**本文**
————

この季節になると、午後5時ともなれば、いきなり薄暗くなる。
いわゆる“たそがれどき”である。
“黄昏時”、昔は“誰そ彼時”とも書いた。
「そこにいるのは誰?」というほどの意味である。
夕陽が落ちて、空が頬を染めるように赤くなる。
この時間帯に街を歩くと、いろいろな発見がある。
いつもは通りすぎるガレージの一角に、小さなクレープの屋台が出ていた。
お店をやっている女性に聞くと、夕方からこのスペースを借りて屋台を出しているのだそうだ。
普段は食べないクレープを買って、食べながら歩く。
そこから少し行くと、細い路地があった。
もしかしたら、元々は幅の狭い水路だった場所で、そこを暗渠にしたのかもしれない。
そう考えながら路地に入ると、途中によその家の裏庭のようなところを通った。

————

**用意したデータ**

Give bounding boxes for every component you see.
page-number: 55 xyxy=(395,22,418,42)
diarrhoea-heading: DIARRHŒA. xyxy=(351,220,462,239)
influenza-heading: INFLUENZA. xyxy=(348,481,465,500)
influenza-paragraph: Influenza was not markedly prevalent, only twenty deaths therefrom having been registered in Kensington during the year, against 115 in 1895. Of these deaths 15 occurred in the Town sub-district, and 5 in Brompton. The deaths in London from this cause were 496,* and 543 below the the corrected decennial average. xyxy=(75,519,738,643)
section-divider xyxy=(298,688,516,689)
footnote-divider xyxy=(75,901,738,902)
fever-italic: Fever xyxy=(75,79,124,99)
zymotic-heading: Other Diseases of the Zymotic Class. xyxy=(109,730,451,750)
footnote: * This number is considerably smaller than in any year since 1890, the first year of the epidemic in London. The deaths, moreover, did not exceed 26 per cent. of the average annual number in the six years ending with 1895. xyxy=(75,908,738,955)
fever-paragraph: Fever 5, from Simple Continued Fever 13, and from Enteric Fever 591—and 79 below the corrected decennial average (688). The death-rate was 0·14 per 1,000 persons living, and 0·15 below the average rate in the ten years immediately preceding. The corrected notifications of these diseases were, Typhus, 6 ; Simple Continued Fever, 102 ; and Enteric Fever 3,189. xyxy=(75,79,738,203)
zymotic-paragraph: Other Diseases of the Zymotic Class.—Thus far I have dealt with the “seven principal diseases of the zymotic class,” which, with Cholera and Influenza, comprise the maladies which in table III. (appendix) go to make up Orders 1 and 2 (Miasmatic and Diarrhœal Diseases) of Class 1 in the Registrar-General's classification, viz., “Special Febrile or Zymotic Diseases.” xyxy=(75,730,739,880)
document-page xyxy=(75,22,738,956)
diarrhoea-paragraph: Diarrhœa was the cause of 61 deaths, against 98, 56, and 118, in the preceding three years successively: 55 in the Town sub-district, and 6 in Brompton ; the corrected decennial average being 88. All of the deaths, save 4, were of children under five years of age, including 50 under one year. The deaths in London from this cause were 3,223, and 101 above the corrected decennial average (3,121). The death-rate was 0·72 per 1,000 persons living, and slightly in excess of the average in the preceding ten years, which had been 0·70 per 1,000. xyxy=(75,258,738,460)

————

**練習問題**
a – たそがれどきの街歩きの文章では、「黄昏時」を昔はどんな字で書いたとありますか。
b – たそがれどきの街歩きの文章を、最後の一文のあとから書き足してください。

**解答**
a – 「誰そ彼時」と書きました。

b –
その路地から家の中が見えるのだが、家の中ではおじいさんがちゃぶ台の上に並んだ夕ご飯を食べていた。
家の中から、ラジオの音楽が聴こえてくる。
その音楽もノスタルジックな、戦前の歌謡曲のようなものだ。
慌ててその路地を通り抜ける。
そのとき、ネコが前を通り過ぎた。
ネコはこちらを振り向いた後、素早く何処かへ姿を消した。
この路地の“住人”だろうか。
そんな一連の出来事に、むかし一度体験したような感覚を覚える。
それが、“たそがれどき”たる所以なのだろうか。